╭──

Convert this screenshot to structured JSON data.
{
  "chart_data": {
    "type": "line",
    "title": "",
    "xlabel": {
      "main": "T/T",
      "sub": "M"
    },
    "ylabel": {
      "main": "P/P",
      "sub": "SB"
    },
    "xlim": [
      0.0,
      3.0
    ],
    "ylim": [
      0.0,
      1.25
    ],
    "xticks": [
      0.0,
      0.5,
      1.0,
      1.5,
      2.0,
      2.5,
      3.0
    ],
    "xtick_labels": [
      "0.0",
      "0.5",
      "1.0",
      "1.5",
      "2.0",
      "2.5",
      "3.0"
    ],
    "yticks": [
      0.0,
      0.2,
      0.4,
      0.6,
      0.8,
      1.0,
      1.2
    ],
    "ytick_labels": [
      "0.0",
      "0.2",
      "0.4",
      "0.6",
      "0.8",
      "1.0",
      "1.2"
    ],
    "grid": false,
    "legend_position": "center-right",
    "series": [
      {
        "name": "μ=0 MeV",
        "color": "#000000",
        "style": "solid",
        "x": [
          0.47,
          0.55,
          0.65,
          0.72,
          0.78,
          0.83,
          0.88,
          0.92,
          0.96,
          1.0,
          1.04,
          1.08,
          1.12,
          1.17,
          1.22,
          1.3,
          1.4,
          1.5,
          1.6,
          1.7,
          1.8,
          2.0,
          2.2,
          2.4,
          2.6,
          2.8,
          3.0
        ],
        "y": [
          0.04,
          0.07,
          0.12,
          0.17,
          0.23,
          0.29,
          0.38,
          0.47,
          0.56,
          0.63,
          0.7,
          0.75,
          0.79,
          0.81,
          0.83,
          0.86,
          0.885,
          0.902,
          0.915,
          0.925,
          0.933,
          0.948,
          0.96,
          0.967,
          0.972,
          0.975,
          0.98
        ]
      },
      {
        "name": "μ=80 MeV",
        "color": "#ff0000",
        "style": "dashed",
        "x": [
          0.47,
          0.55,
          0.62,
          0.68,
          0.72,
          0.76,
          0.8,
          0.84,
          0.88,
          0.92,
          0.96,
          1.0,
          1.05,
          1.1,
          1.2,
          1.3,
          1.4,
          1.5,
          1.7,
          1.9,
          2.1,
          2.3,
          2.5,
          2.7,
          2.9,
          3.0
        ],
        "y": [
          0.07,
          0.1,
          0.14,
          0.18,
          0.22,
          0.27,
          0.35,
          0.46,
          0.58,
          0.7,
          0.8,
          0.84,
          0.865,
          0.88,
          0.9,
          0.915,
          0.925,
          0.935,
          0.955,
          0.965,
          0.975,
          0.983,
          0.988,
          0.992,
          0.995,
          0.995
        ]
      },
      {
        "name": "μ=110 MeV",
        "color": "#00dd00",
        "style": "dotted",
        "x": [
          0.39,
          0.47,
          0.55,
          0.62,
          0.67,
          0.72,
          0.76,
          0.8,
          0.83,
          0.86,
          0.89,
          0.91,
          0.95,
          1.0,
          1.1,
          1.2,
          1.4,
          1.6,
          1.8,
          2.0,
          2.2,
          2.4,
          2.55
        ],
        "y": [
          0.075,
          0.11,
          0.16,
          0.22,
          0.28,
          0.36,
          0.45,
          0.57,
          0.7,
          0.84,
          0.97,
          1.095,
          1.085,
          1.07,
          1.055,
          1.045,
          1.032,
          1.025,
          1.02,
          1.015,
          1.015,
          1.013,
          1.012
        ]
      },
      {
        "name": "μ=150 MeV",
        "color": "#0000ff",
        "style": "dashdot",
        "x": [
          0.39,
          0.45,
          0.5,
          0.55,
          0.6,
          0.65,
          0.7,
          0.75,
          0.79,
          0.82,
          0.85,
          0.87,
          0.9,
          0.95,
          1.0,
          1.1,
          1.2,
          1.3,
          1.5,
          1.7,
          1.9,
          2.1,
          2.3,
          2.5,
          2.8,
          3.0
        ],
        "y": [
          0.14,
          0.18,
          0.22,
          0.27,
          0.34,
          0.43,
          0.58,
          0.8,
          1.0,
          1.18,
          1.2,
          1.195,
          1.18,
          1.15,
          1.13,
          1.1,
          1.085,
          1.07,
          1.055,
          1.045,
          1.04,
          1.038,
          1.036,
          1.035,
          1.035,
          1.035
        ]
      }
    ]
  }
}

╰──

Aim ::
Repeat every entry word for word.

Task output ::
Convert this screenshot to structured JSON data.
{
  "chart_data": {
    "type": "line",
    "title": "",
    "xlabel": {
      "main": "T/T",
      "sub": "M"
    },
    "ylabel": {
      "main": "P/P",
      "sub": "SB"
    },
    "xlim": [
      0.0,
      3.0
    ],
    "ylim": [
      0.0,
      1.25
    ],
    "xticks": [
      0.0,
      0.5,
      1.0,
      1.5,
      2.0,
      2.5,
      3.0
    ],
    "xtick_labels": [
      "0.0",
      "0.5",
      "1.0",
      "1.5",
      "2.0",
      "2.5",
      "3.0"
    ],
    "yticks": [
      0.0,
      0.2,
      0.4,
      0.6,
      0.8,
      1.0,
      1.2
    ],
    "ytick_labels": [
      "0.0",
      "0.2",
      "0.4",
      "0.6",
      "0.8",
      "1.0",
      "1.2"
    ],
    "grid": false,
    "legend_position": "center-right",
    "series": [
      {
        "name": "μ=0 MeV",
        "color": "#000000",
        "style": "solid",
        "x": [
          0.47,
          0.55,
          0.65,
          0.72,
          0.78,
          0.83,
          0.88,
          0.92,
          0.96,
          1.0,
          1.04,
          1.08,
          1.12,
          1.17,
          1.22,
          1.3,
          1.4,
          1.5,
          1.6,
          1.7,
          1.8,
          2.0,
          2.2,
          2.4,
          2.6,
          2.8,
          3.0
        ],
        "y": [
          0.04,
          0.07,
          0.12,
          0.17,
          0.23,
          0.29,
          0.38,
          0.47,
          0.56,
          0.63,
          0.7,
          0.75,
          0.79,
          0.81,
          0.83,
          0.86,
          0.885,
          0.902,
          0.915,
          0.925,
          0.933,
          0.948,
          0.96,
          0.967,
          0.972,
          0.975,
          0.98
        ]
      },
      {
        "name": "μ=80 MeV",
        "color": "#ff0000",
        "style": "dashed",
        "x": [
          0.47,
          0.55,
          0.62,
          0.68,
          0.72,
          0.76,
          0.8,
          0.84,
          0.88,
          0.92,
          0.96,
          1.0,
          1.05,
          1.1,
          1.2,
          1.3,
          1.4,
          1.5,
          1.7,
          1.9,
          2.1,
          2.3,
          2.5,
          2.7,
          2.9,
          3.0
        ],
        "y": [
          0.07,
          0.1,
          0.14,
          0.18,
          0.22,
          0.27,
          0.35,
          0.46,
          0.58,
          0.7,
          0.8,
          0.84,
          0.865,
          0.88,
          0.9,
          0.915,
          0.925,
          0.935,
          0.955,
          0.965,
          0.975,
          0.983,
          0.988,
          0.992,
          0.995,
          0.995
        ]
      },
      {
        "name": "μ=110 MeV",
        "color": "#00dd00",
        "style": "dotted",
        "x": [
          0.39,
          0.47,
          0.55,
          0.62,
          0.67,
          0.72,
          0.76,
          0.8,
          0.83,
          0.86,
          0.89,
          0.91,
          0.95,
          1.0,
          1.1,
          1.2,
          1.4,
          1.6,
          1.8,
          2.0,
          2.2,
          2.4,
          2.55
        ],
        "y": [
          0.075,
          0.11,
          0.16,
          0.22,
          0.28,
          0.36,
          0.45,
          0.57,
          0.7,
          0.84,
          0.97,
          1.095,
          1.085,
          1.07,
          1.055,
          1.045,
          1.032,
          1.025,
          1.02,
          1.015,
          1.015,
          1.013,
          1.012
        ]
      },
      {
        "name": "μ=150 MeV",
        "color": "#0000ff",
        "style": "dashdot",
        "x": [
          0.39,
          0.45,
          0.5,
          0.55,
          0.6,
          0.65,
          0.7,
          0.75,
          0.79,
          0.82,
          0.85,
          0.87,
          0.9,
          0.95,
          1.0,
          1.1,
          1.2,
          1.3,
          1.5,
          1.7,
          1.9,
          2.1,
          2.3,
          2.5,
          2.8,
          3.0
        ],
        "y": [
          0.14,
          0.18,
          0.22,
          0.27,
          0.34,
          0.43,
          0.58,
          0.8,
          1.0,
          1.18,
          1.2,
          1.195,
          1.18,
          1.15,
          1.13,
          1.1,
          1.085,
          1.07,
          1.055,
          1.045,
          1.04,
          1.038,
          1.036,
          1.035,
          1.035,
          1.035
        ]
      }
    ]
  }
}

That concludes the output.